Entries shown start

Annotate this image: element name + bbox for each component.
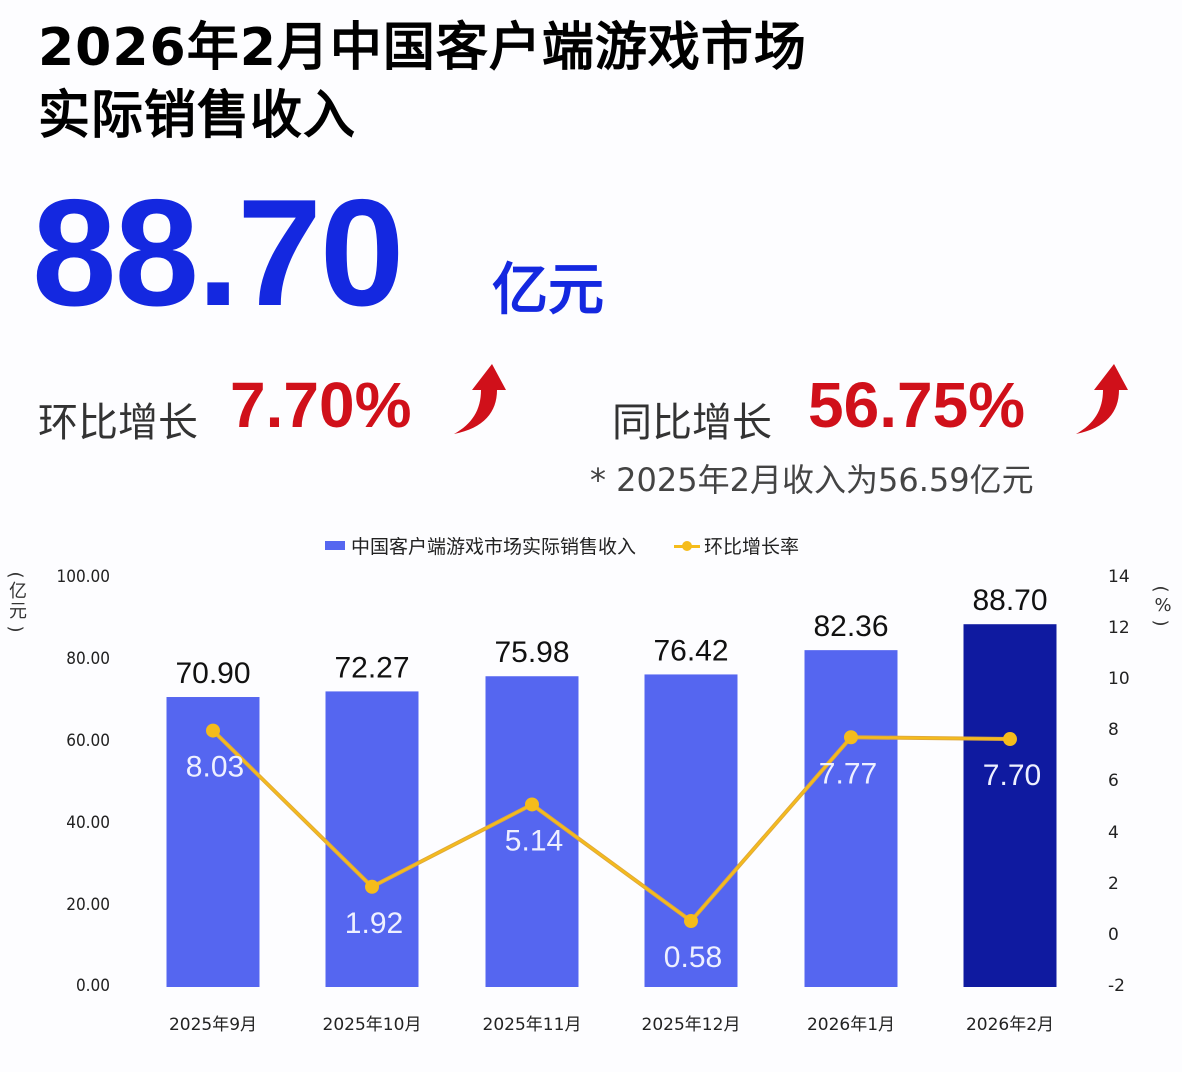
line-point	[365, 879, 379, 894]
bar-series	[166, 624, 1057, 987]
page-title: 2026年2月中国客户端游戏市场 实际销售收入	[38, 14, 807, 150]
bar	[963, 624, 1057, 987]
title-line-1: 2026年2月中国客户端游戏市场	[38, 18, 807, 78]
headline-unit: 亿元	[492, 258, 604, 323]
legend-line-swatch	[674, 539, 701, 553]
y-tick-right: 10	[1108, 669, 1130, 689]
x-tick-label: 2025年12月	[641, 1015, 741, 1035]
bar-value-label: 76.42	[653, 634, 728, 667]
rate-value-label: 1.92	[345, 907, 403, 940]
bar	[485, 676, 579, 987]
y-tick-right: 12	[1108, 618, 1130, 638]
y-tick-right: -2	[1108, 976, 1125, 996]
y-tick-right: 8	[1108, 720, 1119, 740]
rate-value-label: 8.03	[186, 751, 244, 784]
rate-value-label: 0.58	[664, 941, 722, 974]
mom-label: 环比增长	[38, 400, 198, 446]
y-tick-right: 6	[1108, 771, 1119, 791]
bar	[804, 650, 898, 987]
chart-legend: 中国客户端游戏市场实际销售收入 环比增长率	[325, 532, 799, 559]
line-point	[525, 797, 539, 812]
yoy-value: 56.75%	[808, 369, 1026, 441]
line-point	[1003, 732, 1017, 747]
right-axis-unit: ( % )	[1150, 585, 1172, 627]
legend-bar-label: 中国客户端游戏市场实际销售收入	[351, 536, 637, 558]
y-tick-right: 2	[1108, 874, 1119, 894]
y-tick-left: 100.00	[56, 567, 111, 587]
data-labels: 70.90 72.27 75.98 76.42 82.36 88.70 8.03 1.92 5.…	[175, 584, 1047, 974]
rate-value-label: 7.70	[983, 759, 1041, 792]
title-line-2: 实际销售收入	[38, 86, 357, 146]
y-tick-right: 14	[1108, 567, 1130, 587]
yoy-label: 同比增长	[612, 400, 772, 446]
x-tick-label: 2025年10月	[322, 1015, 422, 1035]
rate-value-label: 5.14	[505, 824, 563, 857]
bar-value-label: 82.36	[813, 610, 888, 643]
bar	[644, 674, 738, 987]
left-axis-unit: ( 亿元 )	[5, 571, 27, 633]
mom-value: 7.70%	[230, 369, 412, 441]
y-tick-right: 0	[1108, 925, 1119, 945]
bar-value-label: 70.90	[175, 657, 250, 690]
x-tick-label: 2026年2月	[965, 1015, 1055, 1035]
headline-value: 88.70	[32, 168, 404, 338]
x-tick-label: 2025年11月	[482, 1015, 582, 1035]
y-tick-right: 4	[1108, 823, 1119, 843]
legend-line-label: 环比增长率	[704, 536, 800, 558]
rate-value-label: 7.77	[819, 757, 877, 790]
x-tick-label: 2025年9月	[168, 1015, 258, 1035]
bar	[325, 691, 419, 987]
y-tick-left: 0.00	[75, 976, 110, 996]
y-tick-left: 20.00	[66, 895, 110, 915]
bar-value-label: 75.98	[494, 636, 569, 669]
bar-value-label: 72.27	[334, 651, 409, 684]
y-tick-left: 60.00	[66, 731, 110, 751]
footnote: * 2025年2月收入为56.59亿元	[590, 461, 1034, 499]
line-series	[206, 723, 1017, 929]
line-point	[684, 914, 698, 929]
line-point	[844, 730, 858, 745]
y-tick-left: 40.00	[66, 813, 110, 833]
up-arrow-icon	[454, 364, 506, 434]
legend-bar-swatch	[325, 541, 345, 550]
bar	[166, 697, 260, 987]
line-point	[206, 723, 220, 738]
up-arrow-icon	[1076, 364, 1128, 434]
y-tick-left: 80.00	[66, 649, 110, 669]
bar-value-label: 88.70	[972, 584, 1047, 617]
x-tick-label: 2026年1月	[806, 1015, 896, 1035]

Entries shown end

* [Written instruction]:
Swap "y-tick-right" for "right-axis-tick" in the lines starting with the line with "879, 379, 894]" and going on through the line with "797, 539, 812]". Return only those lines, with nothing else changed.

* [Answer to the task]:
line-point	[365, 879, 379, 894]
bar-series	[166, 624, 1057, 987]
page-title: 2026年2月中国客户端游戏市场 实际销售收入	[38, 14, 807, 150]
bar	[963, 624, 1057, 987]
title-line-1: 2026年2月中国客户端游戏市场	[38, 18, 807, 78]
headline-unit: 亿元	[492, 258, 604, 323]
legend-line-swatch	[674, 539, 701, 553]
right-axis-tick: 10	[1108, 669, 1130, 689]
x-tick-label: 2025年12月	[641, 1015, 741, 1035]
bar-value-label: 76.42	[653, 634, 728, 667]
rate-value-label: 1.92	[345, 907, 403, 940]
bar	[485, 676, 579, 987]
right-axis-tick: 12	[1108, 618, 1130, 638]
right-axis-tick: -2	[1108, 976, 1125, 996]
right-axis-tick: 8	[1108, 720, 1119, 740]
rate-value-label: 8.03	[186, 751, 244, 784]
rate-value-label: 0.58	[664, 941, 722, 974]
mom-label: 环比增长	[38, 400, 198, 446]
right-axis-tick: 6	[1108, 771, 1119, 791]
bar	[804, 650, 898, 987]
chart-legend: 中国客户端游戏市场实际销售收入 环比增长率	[325, 532, 799, 559]
line-point	[525, 797, 539, 812]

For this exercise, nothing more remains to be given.